[Stored data entries]
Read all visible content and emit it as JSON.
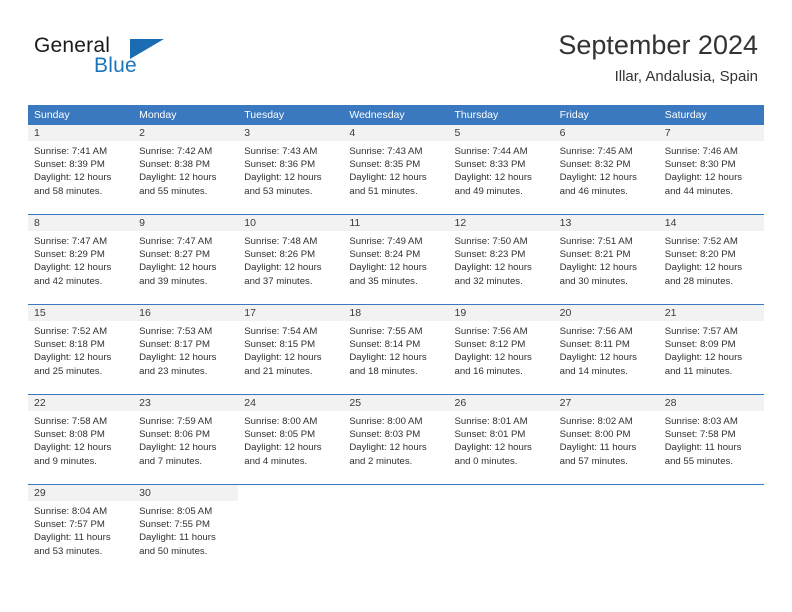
{
  "brand": {
    "name_part1": "General",
    "name_part2": "Blue"
  },
  "header": {
    "month_title": "September 2024",
    "location": "Illar, Andalusia, Spain"
  },
  "weekdays": [
    "Sunday",
    "Monday",
    "Tuesday",
    "Wednesday",
    "Thursday",
    "Friday",
    "Saturday"
  ],
  "colors": {
    "header_blue": "#3a78bf",
    "logo_blue": "#1b75bb",
    "daynum_band": "#f2f2f2"
  },
  "weeks": [
    [
      {
        "day": "1",
        "sunrise": "Sunrise: 7:41 AM",
        "sunset": "Sunset: 8:39 PM",
        "daylight1": "Daylight: 12 hours",
        "daylight2": "and 58 minutes."
      },
      {
        "day": "2",
        "sunrise": "Sunrise: 7:42 AM",
        "sunset": "Sunset: 8:38 PM",
        "daylight1": "Daylight: 12 hours",
        "daylight2": "and 55 minutes."
      },
      {
        "day": "3",
        "sunrise": "Sunrise: 7:43 AM",
        "sunset": "Sunset: 8:36 PM",
        "daylight1": "Daylight: 12 hours",
        "daylight2": "and 53 minutes."
      },
      {
        "day": "4",
        "sunrise": "Sunrise: 7:43 AM",
        "sunset": "Sunset: 8:35 PM",
        "daylight1": "Daylight: 12 hours",
        "daylight2": "and 51 minutes."
      },
      {
        "day": "5",
        "sunrise": "Sunrise: 7:44 AM",
        "sunset": "Sunset: 8:33 PM",
        "daylight1": "Daylight: 12 hours",
        "daylight2": "and 49 minutes."
      },
      {
        "day": "6",
        "sunrise": "Sunrise: 7:45 AM",
        "sunset": "Sunset: 8:32 PM",
        "daylight1": "Daylight: 12 hours",
        "daylight2": "and 46 minutes."
      },
      {
        "day": "7",
        "sunrise": "Sunrise: 7:46 AM",
        "sunset": "Sunset: 8:30 PM",
        "daylight1": "Daylight: 12 hours",
        "daylight2": "and 44 minutes."
      }
    ],
    [
      {
        "day": "8",
        "sunrise": "Sunrise: 7:47 AM",
        "sunset": "Sunset: 8:29 PM",
        "daylight1": "Daylight: 12 hours",
        "daylight2": "and 42 minutes."
      },
      {
        "day": "9",
        "sunrise": "Sunrise: 7:47 AM",
        "sunset": "Sunset: 8:27 PM",
        "daylight1": "Daylight: 12 hours",
        "daylight2": "and 39 minutes."
      },
      {
        "day": "10",
        "sunrise": "Sunrise: 7:48 AM",
        "sunset": "Sunset: 8:26 PM",
        "daylight1": "Daylight: 12 hours",
        "daylight2": "and 37 minutes."
      },
      {
        "day": "11",
        "sunrise": "Sunrise: 7:49 AM",
        "sunset": "Sunset: 8:24 PM",
        "daylight1": "Daylight: 12 hours",
        "daylight2": "and 35 minutes."
      },
      {
        "day": "12",
        "sunrise": "Sunrise: 7:50 AM",
        "sunset": "Sunset: 8:23 PM",
        "daylight1": "Daylight: 12 hours",
        "daylight2": "and 32 minutes."
      },
      {
        "day": "13",
        "sunrise": "Sunrise: 7:51 AM",
        "sunset": "Sunset: 8:21 PM",
        "daylight1": "Daylight: 12 hours",
        "daylight2": "and 30 minutes."
      },
      {
        "day": "14",
        "sunrise": "Sunrise: 7:52 AM",
        "sunset": "Sunset: 8:20 PM",
        "daylight1": "Daylight: 12 hours",
        "daylight2": "and 28 minutes."
      }
    ],
    [
      {
        "day": "15",
        "sunrise": "Sunrise: 7:52 AM",
        "sunset": "Sunset: 8:18 PM",
        "daylight1": "Daylight: 12 hours",
        "daylight2": "and 25 minutes."
      },
      {
        "day": "16",
        "sunrise": "Sunrise: 7:53 AM",
        "sunset": "Sunset: 8:17 PM",
        "daylight1": "Daylight: 12 hours",
        "daylight2": "and 23 minutes."
      },
      {
        "day": "17",
        "sunrise": "Sunrise: 7:54 AM",
        "sunset": "Sunset: 8:15 PM",
        "daylight1": "Daylight: 12 hours",
        "daylight2": "and 21 minutes."
      },
      {
        "day": "18",
        "sunrise": "Sunrise: 7:55 AM",
        "sunset": "Sunset: 8:14 PM",
        "daylight1": "Daylight: 12 hours",
        "daylight2": "and 18 minutes."
      },
      {
        "day": "19",
        "sunrise": "Sunrise: 7:56 AM",
        "sunset": "Sunset: 8:12 PM",
        "daylight1": "Daylight: 12 hours",
        "daylight2": "and 16 minutes."
      },
      {
        "day": "20",
        "sunrise": "Sunrise: 7:56 AM",
        "sunset": "Sunset: 8:11 PM",
        "daylight1": "Daylight: 12 hours",
        "daylight2": "and 14 minutes."
      },
      {
        "day": "21",
        "sunrise": "Sunrise: 7:57 AM",
        "sunset": "Sunset: 8:09 PM",
        "daylight1": "Daylight: 12 hours",
        "daylight2": "and 11 minutes."
      }
    ],
    [
      {
        "day": "22",
        "sunrise": "Sunrise: 7:58 AM",
        "sunset": "Sunset: 8:08 PM",
        "daylight1": "Daylight: 12 hours",
        "daylight2": "and 9 minutes."
      },
      {
        "day": "23",
        "sunrise": "Sunrise: 7:59 AM",
        "sunset": "Sunset: 8:06 PM",
        "daylight1": "Daylight: 12 hours",
        "daylight2": "and 7 minutes."
      },
      {
        "day": "24",
        "sunrise": "Sunrise: 8:00 AM",
        "sunset": "Sunset: 8:05 PM",
        "daylight1": "Daylight: 12 hours",
        "daylight2": "and 4 minutes."
      },
      {
        "day": "25",
        "sunrise": "Sunrise: 8:00 AM",
        "sunset": "Sunset: 8:03 PM",
        "daylight1": "Daylight: 12 hours",
        "daylight2": "and 2 minutes."
      },
      {
        "day": "26",
        "sunrise": "Sunrise: 8:01 AM",
        "sunset": "Sunset: 8:01 PM",
        "daylight1": "Daylight: 12 hours",
        "daylight2": "and 0 minutes."
      },
      {
        "day": "27",
        "sunrise": "Sunrise: 8:02 AM",
        "sunset": "Sunset: 8:00 PM",
        "daylight1": "Daylight: 11 hours",
        "daylight2": "and 57 minutes."
      },
      {
        "day": "28",
        "sunrise": "Sunrise: 8:03 AM",
        "sunset": "Sunset: 7:58 PM",
        "daylight1": "Daylight: 11 hours",
        "daylight2": "and 55 minutes."
      }
    ],
    [
      {
        "day": "29",
        "sunrise": "Sunrise: 8:04 AM",
        "sunset": "Sunset: 7:57 PM",
        "daylight1": "Daylight: 11 hours",
        "daylight2": "and 53 minutes."
      },
      {
        "day": "30",
        "sunrise": "Sunrise: 8:05 AM",
        "sunset": "Sunset: 7:55 PM",
        "daylight1": "Daylight: 11 hours",
        "daylight2": "and 50 minutes."
      },
      {
        "day": "",
        "sunrise": "",
        "sunset": "",
        "daylight1": "",
        "daylight2": ""
      },
      {
        "day": "",
        "sunrise": "",
        "sunset": "",
        "daylight1": "",
        "daylight2": ""
      },
      {
        "day": "",
        "sunrise": "",
        "sunset": "",
        "daylight1": "",
        "daylight2": ""
      },
      {
        "day": "",
        "sunrise": "",
        "sunset": "",
        "daylight1": "",
        "daylight2": ""
      },
      {
        "day": "",
        "sunrise": "",
        "sunset": "",
        "daylight1": "",
        "daylight2": ""
      }
    ]
  ]
}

* Exercise requirements:
Reproduce all the entries that precede this task, word for word, minus any pictures.

* Exercise output:
Read all visible content and emit it as JSON.
{
  "brand": {
    "name_part1": "General",
    "name_part2": "Blue"
  },
  "header": {
    "month_title": "September 2024",
    "location": "Illar, Andalusia, Spain"
  },
  "weekdays": [
    "Sunday",
    "Monday",
    "Tuesday",
    "Wednesday",
    "Thursday",
    "Friday",
    "Saturday"
  ],
  "colors": {
    "header_blue": "#3a78bf",
    "logo_blue": "#1b75bb",
    "daynum_band": "#f2f2f2"
  },
  "weeks": [
    [
      {
        "day": "1",
        "sunrise": "Sunrise: 7:41 AM",
        "sunset": "Sunset: 8:39 PM",
        "daylight1": "Daylight: 12 hours",
        "daylight2": "and 58 minutes."
      },
      {
        "day": "2",
        "sunrise": "Sunrise: 7:42 AM",
        "sunset": "Sunset: 8:38 PM",
        "daylight1": "Daylight: 12 hours",
        "daylight2": "and 55 minutes."
      },
      {
        "day": "3",
        "sunrise": "Sunrise: 7:43 AM",
        "sunset": "Sunset: 8:36 PM",
        "daylight1": "Daylight: 12 hours",
        "daylight2": "and 53 minutes."
      },
      {
        "day": "4",
        "sunrise": "Sunrise: 7:43 AM",
        "sunset": "Sunset: 8:35 PM",
        "daylight1": "Daylight: 12 hours",
        "daylight2": "and 51 minutes."
      },
      {
        "day": "5",
        "sunrise": "Sunrise: 7:44 AM",
        "sunset": "Sunset: 8:33 PM",
        "daylight1": "Daylight: 12 hours",
        "daylight2": "and 49 minutes."
      },
      {
        "day": "6",
        "sunrise": "Sunrise: 7:45 AM",
        "sunset": "Sunset: 8:32 PM",
        "daylight1": "Daylight: 12 hours",
        "daylight2": "and 46 minutes."
      },
      {
        "day": "7",
        "sunrise": "Sunrise: 7:46 AM",
        "sunset": "Sunset: 8:30 PM",
        "daylight1": "Daylight: 12 hours",
        "daylight2": "and 44 minutes."
      }
    ],
    [
      {
        "day": "8",
        "sunrise": "Sunrise: 7:47 AM",
        "sunset": "Sunset: 8:29 PM",
        "daylight1": "Daylight: 12 hours",
        "daylight2": "and 42 minutes."
      },
      {
        "day": "9",
        "sunrise": "Sunrise: 7:47 AM",
        "sunset": "Sunset: 8:27 PM",
        "daylight1": "Daylight: 12 hours",
        "daylight2": "and 39 minutes."
      },
      {
        "day": "10",
        "sunrise": "Sunrise: 7:48 AM",
        "sunset": "Sunset: 8:26 PM",
        "daylight1": "Daylight: 12 hours",
        "daylight2": "and 37 minutes."
      },
      {
        "day": "11",
        "sunrise": "Sunrise: 7:49 AM",
        "sunset": "Sunset: 8:24 PM",
        "daylight1": "Daylight: 12 hours",
        "daylight2": "and 35 minutes."
      },
      {
        "day": "12",
        "sunrise": "Sunrise: 7:50 AM",
        "sunset": "Sunset: 8:23 PM",
        "daylight1": "Daylight: 12 hours",
        "daylight2": "and 32 minutes."
      },
      {
        "day": "13",
        "sunrise": "Sunrise: 7:51 AM",
        "sunset": "Sunset: 8:21 PM",
        "daylight1": "Daylight: 12 hours",
        "daylight2": "and 30 minutes."
      },
      {
        "day": "14",
        "sunrise": "Sunrise: 7:52 AM",
        "sunset": "Sunset: 8:20 PM",
        "daylight1": "Daylight: 12 hours",
        "daylight2": "and 28 minutes."
      }
    ],
    [
      {
        "day": "15",
        "sunrise": "Sunrise: 7:52 AM",
        "sunset": "Sunset: 8:18 PM",
        "daylight1": "Daylight: 12 hours",
        "daylight2": "and 25 minutes."
      },
      {
        "day": "16",
        "sunrise": "Sunrise: 7:53 AM",
        "sunset": "Sunset: 8:17 PM",
        "daylight1": "Daylight: 12 hours",
        "daylight2": "and 23 minutes."
      },
      {
        "day": "17",
        "sunrise": "Sunrise: 7:54 AM",
        "sunset": "Sunset: 8:15 PM",
        "daylight1": "Daylight: 12 hours",
        "daylight2": "and 21 minutes."
      },
      {
        "day": "18",
        "sunrise": "Sunrise: 7:55 AM",
        "sunset": "Sunset: 8:14 PM",
        "daylight1": "Daylight: 12 hours",
        "daylight2": "and 18 minutes."
      },
      {
        "day": "19",
        "sunrise": "Sunrise: 7:56 AM",
        "sunset": "Sunset: 8:12 PM",
        "daylight1": "Daylight: 12 hours",
        "daylight2": "and 16 minutes."
      },
      {
        "day": "20",
        "sunrise": "Sunrise: 7:56 AM",
        "sunset": "Sunset: 8:11 PM",
        "daylight1": "Daylight: 12 hours",
        "daylight2": "and 14 minutes."
      },
      {
        "day": "21",
        "sunrise": "Sunrise: 7:57 AM",
        "sunset": "Sunset: 8:09 PM",
        "daylight1": "Daylight: 12 hours",
        "daylight2": "and 11 minutes."
      }
    ],
    [
      {
        "day": "22",
        "sunrise": "Sunrise: 7:58 AM",
        "sunset": "Sunset: 8:08 PM",
        "daylight1": "Daylight: 12 hours",
        "daylight2": "and 9 minutes."
      },
      {
        "day": "23",
        "sunrise": "Sunrise: 7:59 AM",
        "sunset": "Sunset: 8:06 PM",
        "daylight1": "Daylight: 12 hours",
        "daylight2": "and 7 minutes."
      },
      {
        "day": "24",
        "sunrise": "Sunrise: 8:00 AM",
        "sunset": "Sunset: 8:05 PM",
        "daylight1": "Daylight: 12 hours",
        "daylight2": "and 4 minutes."
      },
      {
        "day": "25",
        "sunrise": "Sunrise: 8:00 AM",
        "sunset": "Sunset: 8:03 PM",
        "daylight1": "Daylight: 12 hours",
        "daylight2": "and 2 minutes."
      },
      {
        "day": "26",
        "sunrise": "Sunrise: 8:01 AM",
        "sunset": "Sunset: 8:01 PM",
        "daylight1": "Daylight: 12 hours",
        "daylight2": "and 0 minutes."
      },
      {
        "day": "27",
        "sunrise": "Sunrise: 8:02 AM",
        "sunset": "Sunset: 8:00 PM",
        "daylight1": "Daylight: 11 hours",
        "daylight2": "and 57 minutes."
      },
      {
        "day": "28",
        "sunrise": "Sunrise: 8:03 AM",
        "sunset": "Sunset: 7:58 PM",
        "daylight1": "Daylight: 11 hours",
        "daylight2": "and 55 minutes."
      }
    ],
    [
      {
        "day": "29",
        "sunrise": "Sunrise: 8:04 AM",
        "sunset": "Sunset: 7:57 PM",
        "daylight1": "Daylight: 11 hours",
        "daylight2": "and 53 minutes."
      },
      {
        "day": "30",
        "sunrise": "Sunrise: 8:05 AM",
        "sunset": "Sunset: 7:55 PM",
        "daylight1": "Daylight: 11 hours",
        "daylight2": "and 50 minutes."
      },
      {
        "day": "",
        "sunrise": "",
        "sunset": "",
        "daylight1": "",
        "daylight2": ""
      },
      {
        "day": "",
        "sunrise": "",
        "sunset": "",
        "daylight1": "",
        "daylight2": ""
      },
      {
        "day": "",
        "sunrise": "",
        "sunset": "",
        "daylight1": "",
        "daylight2": ""
      },
      {
        "day": "",
        "sunrise": "",
        "sunset": "",
        "daylight1": "",
        "daylight2": ""
      },
      {
        "day": "",
        "sunrise": "",
        "sunset": "",
        "daylight1": "",
        "daylight2": ""
      }
    ]
  ]
}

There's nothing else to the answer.